Filter these entries so that only lines with the word "this" remain.

(Stored data entries)
▶

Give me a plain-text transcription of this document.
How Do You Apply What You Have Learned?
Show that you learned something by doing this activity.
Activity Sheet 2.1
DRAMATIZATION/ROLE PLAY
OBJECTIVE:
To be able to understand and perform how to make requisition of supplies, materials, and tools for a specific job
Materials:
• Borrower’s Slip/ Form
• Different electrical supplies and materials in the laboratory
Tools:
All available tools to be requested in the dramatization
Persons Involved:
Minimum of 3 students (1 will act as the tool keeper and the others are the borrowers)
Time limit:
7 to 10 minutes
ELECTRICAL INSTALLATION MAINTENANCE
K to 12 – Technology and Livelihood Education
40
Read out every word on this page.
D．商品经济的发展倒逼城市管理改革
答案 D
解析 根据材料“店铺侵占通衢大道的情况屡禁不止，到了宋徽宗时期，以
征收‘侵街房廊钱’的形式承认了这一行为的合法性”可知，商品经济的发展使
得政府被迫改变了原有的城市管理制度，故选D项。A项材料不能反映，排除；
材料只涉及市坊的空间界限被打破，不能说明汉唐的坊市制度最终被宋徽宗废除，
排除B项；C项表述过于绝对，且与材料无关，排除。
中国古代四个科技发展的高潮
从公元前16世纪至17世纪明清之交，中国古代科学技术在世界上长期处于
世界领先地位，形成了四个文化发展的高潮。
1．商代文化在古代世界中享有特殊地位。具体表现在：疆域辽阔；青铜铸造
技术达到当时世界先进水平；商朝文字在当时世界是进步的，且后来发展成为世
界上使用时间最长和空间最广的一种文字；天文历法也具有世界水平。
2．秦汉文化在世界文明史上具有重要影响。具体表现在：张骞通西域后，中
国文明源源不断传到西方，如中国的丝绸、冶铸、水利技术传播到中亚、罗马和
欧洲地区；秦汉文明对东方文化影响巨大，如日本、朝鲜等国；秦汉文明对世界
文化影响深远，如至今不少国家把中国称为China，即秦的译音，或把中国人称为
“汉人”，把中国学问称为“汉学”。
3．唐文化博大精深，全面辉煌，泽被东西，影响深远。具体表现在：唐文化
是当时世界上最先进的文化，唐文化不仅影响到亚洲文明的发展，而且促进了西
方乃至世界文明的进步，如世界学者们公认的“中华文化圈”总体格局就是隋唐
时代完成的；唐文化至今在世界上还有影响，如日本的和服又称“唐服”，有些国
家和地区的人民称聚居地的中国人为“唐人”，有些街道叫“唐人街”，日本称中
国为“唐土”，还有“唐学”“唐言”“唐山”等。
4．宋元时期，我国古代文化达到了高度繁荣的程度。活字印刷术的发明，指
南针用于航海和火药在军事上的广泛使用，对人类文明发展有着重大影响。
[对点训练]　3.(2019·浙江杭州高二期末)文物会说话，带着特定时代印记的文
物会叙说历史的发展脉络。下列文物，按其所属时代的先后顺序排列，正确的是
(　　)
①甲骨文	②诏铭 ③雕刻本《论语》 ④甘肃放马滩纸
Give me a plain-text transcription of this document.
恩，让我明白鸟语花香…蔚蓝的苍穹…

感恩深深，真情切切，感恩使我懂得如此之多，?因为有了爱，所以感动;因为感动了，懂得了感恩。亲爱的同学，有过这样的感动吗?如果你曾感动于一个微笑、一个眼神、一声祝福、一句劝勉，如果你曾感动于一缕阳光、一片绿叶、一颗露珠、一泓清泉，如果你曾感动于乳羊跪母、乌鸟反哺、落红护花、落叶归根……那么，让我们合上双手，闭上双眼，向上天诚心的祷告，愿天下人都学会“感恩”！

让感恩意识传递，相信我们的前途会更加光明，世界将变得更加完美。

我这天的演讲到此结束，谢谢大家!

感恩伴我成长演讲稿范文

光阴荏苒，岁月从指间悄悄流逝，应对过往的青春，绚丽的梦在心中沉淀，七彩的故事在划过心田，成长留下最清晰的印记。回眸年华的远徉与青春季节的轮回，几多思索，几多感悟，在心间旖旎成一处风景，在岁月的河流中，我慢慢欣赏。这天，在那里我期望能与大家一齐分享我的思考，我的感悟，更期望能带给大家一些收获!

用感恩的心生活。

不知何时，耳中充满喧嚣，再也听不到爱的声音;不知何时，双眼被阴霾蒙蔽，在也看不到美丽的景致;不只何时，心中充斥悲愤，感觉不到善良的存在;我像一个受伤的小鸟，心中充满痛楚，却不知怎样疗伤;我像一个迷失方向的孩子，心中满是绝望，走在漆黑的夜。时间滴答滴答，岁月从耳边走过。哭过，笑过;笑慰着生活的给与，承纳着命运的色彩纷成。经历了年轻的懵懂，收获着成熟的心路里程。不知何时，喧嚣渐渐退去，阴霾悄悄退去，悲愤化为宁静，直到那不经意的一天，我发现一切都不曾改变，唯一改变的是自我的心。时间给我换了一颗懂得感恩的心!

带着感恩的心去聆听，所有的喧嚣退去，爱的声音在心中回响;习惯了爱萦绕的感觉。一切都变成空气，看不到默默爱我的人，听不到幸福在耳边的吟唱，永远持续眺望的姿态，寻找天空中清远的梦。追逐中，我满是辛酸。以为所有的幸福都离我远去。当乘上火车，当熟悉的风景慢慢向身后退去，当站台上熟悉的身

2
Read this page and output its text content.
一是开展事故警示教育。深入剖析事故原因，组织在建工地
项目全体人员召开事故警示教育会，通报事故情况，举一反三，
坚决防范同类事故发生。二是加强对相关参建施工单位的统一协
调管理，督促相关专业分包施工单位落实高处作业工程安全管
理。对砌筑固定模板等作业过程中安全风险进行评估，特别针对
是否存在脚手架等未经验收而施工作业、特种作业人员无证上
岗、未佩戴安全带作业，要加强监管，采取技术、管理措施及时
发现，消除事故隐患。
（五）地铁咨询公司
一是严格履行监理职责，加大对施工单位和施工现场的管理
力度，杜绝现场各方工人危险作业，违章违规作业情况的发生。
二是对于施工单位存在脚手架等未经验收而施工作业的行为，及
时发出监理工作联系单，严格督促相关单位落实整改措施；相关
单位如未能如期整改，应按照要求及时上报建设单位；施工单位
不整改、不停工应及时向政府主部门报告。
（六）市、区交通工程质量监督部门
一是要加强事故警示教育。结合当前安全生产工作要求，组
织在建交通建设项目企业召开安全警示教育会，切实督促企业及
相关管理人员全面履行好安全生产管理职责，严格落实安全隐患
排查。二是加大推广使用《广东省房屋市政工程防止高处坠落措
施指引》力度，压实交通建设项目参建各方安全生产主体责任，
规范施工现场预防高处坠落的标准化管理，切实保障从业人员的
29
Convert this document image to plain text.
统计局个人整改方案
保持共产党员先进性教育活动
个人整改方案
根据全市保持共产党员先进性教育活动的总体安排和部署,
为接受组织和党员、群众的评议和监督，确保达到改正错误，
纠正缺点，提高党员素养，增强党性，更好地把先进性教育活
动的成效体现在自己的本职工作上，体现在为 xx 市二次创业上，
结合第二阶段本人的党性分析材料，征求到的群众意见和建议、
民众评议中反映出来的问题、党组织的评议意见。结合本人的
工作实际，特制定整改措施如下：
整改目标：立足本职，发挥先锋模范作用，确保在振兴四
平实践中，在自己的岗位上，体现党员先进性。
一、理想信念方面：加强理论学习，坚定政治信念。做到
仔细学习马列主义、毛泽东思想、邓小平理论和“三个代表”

◀

- **RESPONSE TO THE EXERCISE**:
Give me a plain-text transcription of this document.
Show that you learned something by doing this activity.
Read out every word on this page.
Give me a plain-text transcription of this document.
Read this page and output its text content.
Convert this document image to plain text.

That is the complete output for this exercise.